• _Directive_: Look through the data below and return each line where "have" appears.
═════ Input ═════
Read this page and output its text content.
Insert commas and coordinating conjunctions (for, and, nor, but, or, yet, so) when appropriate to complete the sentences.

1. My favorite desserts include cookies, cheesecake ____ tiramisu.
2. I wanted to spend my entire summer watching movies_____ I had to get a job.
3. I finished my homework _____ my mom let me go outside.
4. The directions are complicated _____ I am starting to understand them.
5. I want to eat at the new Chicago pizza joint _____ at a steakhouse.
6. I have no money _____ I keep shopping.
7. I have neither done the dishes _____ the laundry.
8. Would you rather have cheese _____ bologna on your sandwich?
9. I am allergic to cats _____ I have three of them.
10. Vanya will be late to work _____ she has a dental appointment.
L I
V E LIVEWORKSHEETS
═════
• _Solution for this exercise_:
6. I have no money _____ I keep shopping.
7. I have neither done the dishes _____ the laundry.
8. Would you rather have cheese _____ bologna on your sandwich?
9. I am allergic to cats _____ I have three of them.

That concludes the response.